Begin
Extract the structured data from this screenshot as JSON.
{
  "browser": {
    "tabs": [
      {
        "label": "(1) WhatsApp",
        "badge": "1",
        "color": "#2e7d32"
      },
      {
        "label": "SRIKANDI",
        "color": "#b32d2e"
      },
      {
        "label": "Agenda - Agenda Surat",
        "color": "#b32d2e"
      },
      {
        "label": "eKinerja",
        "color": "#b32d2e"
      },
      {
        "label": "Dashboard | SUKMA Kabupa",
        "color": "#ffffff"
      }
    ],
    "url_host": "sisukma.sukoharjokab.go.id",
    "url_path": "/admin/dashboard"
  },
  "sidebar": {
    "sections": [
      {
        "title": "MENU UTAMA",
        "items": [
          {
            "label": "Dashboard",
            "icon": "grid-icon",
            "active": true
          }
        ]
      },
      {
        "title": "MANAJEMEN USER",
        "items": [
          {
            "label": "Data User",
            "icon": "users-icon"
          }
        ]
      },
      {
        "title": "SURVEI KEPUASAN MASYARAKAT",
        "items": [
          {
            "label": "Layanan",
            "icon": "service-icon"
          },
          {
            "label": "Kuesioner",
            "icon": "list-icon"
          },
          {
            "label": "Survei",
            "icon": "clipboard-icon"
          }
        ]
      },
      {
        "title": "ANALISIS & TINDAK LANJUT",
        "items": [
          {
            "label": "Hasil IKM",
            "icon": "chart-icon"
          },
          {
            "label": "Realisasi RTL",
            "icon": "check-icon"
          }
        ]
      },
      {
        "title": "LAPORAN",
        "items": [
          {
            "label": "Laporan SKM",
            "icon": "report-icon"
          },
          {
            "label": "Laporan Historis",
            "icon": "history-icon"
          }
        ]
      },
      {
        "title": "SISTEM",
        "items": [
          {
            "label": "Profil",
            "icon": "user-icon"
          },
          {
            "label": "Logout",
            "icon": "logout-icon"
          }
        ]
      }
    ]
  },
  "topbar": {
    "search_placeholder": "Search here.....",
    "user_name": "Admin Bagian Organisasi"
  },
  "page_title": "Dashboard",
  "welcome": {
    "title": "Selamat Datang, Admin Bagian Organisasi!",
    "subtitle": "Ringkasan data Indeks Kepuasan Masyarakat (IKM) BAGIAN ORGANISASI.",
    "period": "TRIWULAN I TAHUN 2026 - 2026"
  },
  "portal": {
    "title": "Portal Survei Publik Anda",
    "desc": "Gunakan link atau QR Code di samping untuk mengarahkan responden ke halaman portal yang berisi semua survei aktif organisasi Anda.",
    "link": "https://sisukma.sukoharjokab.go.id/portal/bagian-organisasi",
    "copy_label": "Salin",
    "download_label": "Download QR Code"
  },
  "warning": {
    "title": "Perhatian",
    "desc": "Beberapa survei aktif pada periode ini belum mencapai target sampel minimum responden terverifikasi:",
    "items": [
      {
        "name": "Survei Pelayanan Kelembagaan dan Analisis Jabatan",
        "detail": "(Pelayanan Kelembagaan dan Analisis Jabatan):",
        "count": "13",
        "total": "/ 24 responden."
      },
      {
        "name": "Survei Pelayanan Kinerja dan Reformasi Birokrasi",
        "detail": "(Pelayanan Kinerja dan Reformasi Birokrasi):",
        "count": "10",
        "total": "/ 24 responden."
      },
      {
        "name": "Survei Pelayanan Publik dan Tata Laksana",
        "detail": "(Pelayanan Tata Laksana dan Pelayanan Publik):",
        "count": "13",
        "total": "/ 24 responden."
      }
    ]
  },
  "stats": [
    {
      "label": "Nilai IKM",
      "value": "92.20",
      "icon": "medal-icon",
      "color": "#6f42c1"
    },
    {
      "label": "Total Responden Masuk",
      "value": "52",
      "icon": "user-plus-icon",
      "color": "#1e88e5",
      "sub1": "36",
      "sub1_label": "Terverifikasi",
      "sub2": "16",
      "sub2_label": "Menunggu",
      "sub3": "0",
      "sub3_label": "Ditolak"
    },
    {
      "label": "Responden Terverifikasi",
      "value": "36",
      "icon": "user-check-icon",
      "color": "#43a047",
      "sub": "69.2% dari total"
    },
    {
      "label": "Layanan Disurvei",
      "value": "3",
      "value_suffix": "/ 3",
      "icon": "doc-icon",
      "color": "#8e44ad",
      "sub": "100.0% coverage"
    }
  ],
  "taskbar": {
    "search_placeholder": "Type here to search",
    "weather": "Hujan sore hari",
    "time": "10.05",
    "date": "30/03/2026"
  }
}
End
Exercise brief: Go through the material above line by line and copy it exactly.

Exercise response:
Extract the structured data from this screenshot as JSON.
{
  "browser": {
    "tabs": [
      {
        "label": "(1) WhatsApp",
        "badge": "1",
        "color": "#2e7d32"
      },
      {
        "label": "SRIKANDI",
        "color": "#b32d2e"
      },
      {
        "label": "Agenda - Agenda Surat",
        "color": "#b32d2e"
      },
      {
        "label": "eKinerja",
        "color": "#b32d2e"
      },
      {
        "label": "Dashboard | SUKMA Kabupa",
        "color": "#ffffff"
      }
    ],
    "url_host": "sisukma.sukoharjokab.go.id",
    "url_path": "/admin/dashboard"
  },
  "sidebar": {
    "sections": [
      {
        "title": "MENU UTAMA",
        "items": [
          {
            "label": "Dashboard",
            "icon": "grid-icon",
            "active": true
          }
        ]
      },
      {
        "title": "MANAJEMEN USER",
        "items": [
          {
            "label": "Data User",
            "icon": "users-icon"
          }
        ]
      },
      {
        "title": "SURVEI KEPUASAN MASYARAKAT",
        "items": [
          {
            "label": "Layanan",
            "icon": "service-icon"
          },
          {
            "label": "Kuesioner",
            "icon": "list-icon"
          },
          {
            "label": "Survei",
            "icon": "clipboard-icon"
          }
        ]
      },
      {
        "title": "ANALISIS & TINDAK LANJUT",
        "items": [
          {
            "label": "Hasil IKM",
            "icon": "chart-icon"
          },
          {
            "label": "Realisasi RTL",
            "icon": "check-icon"
          }
        ]
      },
      {
        "title": "LAPORAN",
        "items": [
          {
            "label": "Laporan SKM",
            "icon": "report-icon"
          },
          {
            "label": "Laporan Historis",
            "icon": "history-icon"
          }
        ]
      },
      {
        "title": "SISTEM",
        "items": [
          {
            "label": "Profil",
            "icon": "user-icon"
          },
          {
            "label": "Logout",
            "icon": "logout-icon"
          }
        ]
      }
    ]
  },
  "topbar": {
    "search_placeholder": "Search here.....",
    "user_name": "Admin Bagian Organisasi"
  },
  "page_title": "Dashboard",
  "welcome": {
    "title": "Selamat Datang, Admin Bagian Organisasi!",
    "subtitle": "Ringkasan data Indeks Kepuasan Masyarakat (IKM) BAGIAN ORGANISASI.",
    "period": "TRIWULAN I TAHUN 2026 - 2026"
  },
  "portal": {
    "title": "Portal Survei Publik Anda",
    "desc": "Gunakan link atau QR Code di samping untuk mengarahkan responden ke halaman portal yang berisi semua survei aktif organisasi Anda.",
    "link": "https://sisukma.sukoharjokab.go.id/portal/bagian-organisasi",
    "copy_label": "Salin",
    "download_label": "Download QR Code"
  },
  "warning": {
    "title": "Perhatian",
    "desc": "Beberapa survei aktif pada periode ini belum mencapai target sampel minimum responden terverifikasi:",
    "items": [
      {
        "name": "Survei Pelayanan Kelembagaan dan Analisis Jabatan",
        "detail": "(Pelayanan Kelembagaan dan Analisis Jabatan):",
        "count": "13",
        "total": "/ 24 responden."
      },
      {
        "name": "Survei Pelayanan Kinerja dan Reformasi Birokrasi",
        "detail": "(Pelayanan Kinerja dan Reformasi Birokrasi):",
        "count": "10",
        "total": "/ 24 responden."
      },
      {
        "name": "Survei Pelayanan Publik dan Tata Laksana",
        "detail": "(Pelayanan Tata Laksana dan Pelayanan Publik):",
        "count": "13",
        "total": "/ 24 responden."
      }
    ]
  },
  "stats": [
    {
      "label": "Nilai IKM",
      "value": "92.20",
      "icon": "medal-icon",
      "color": "#6f42c1"
    },
    {
      "label": "Total Responden Masuk",
      "value": "52",
      "icon": "user-plus-icon",
      "color": "#1e88e5",
      "sub1": "36",
      "sub1_label": "Terverifikasi",
      "sub2": "16",
      "sub2_label": "Menunggu",
      "sub3": "0",
      "sub3_label": "Ditolak"
    },
    {
      "label": "Responden Terverifikasi",
      "value": "36",
      "icon": "user-check-icon",
      "color": "#43a047",
      "sub": "69.2% dari total"
    },
    {
      "label": "Layanan Disurvei",
      "value": "3",
      "value_suffix": "/ 3",
      "icon": "doc-icon",
      "color": "#8e44ad",
      "sub": "100.0% coverage"
    }
  ],
  "taskbar": {
    "search_placeholder": "Type here to search",
    "weather": "Hujan sore hari",
    "time": "10.05",
    "date": "30/03/2026"
  }
}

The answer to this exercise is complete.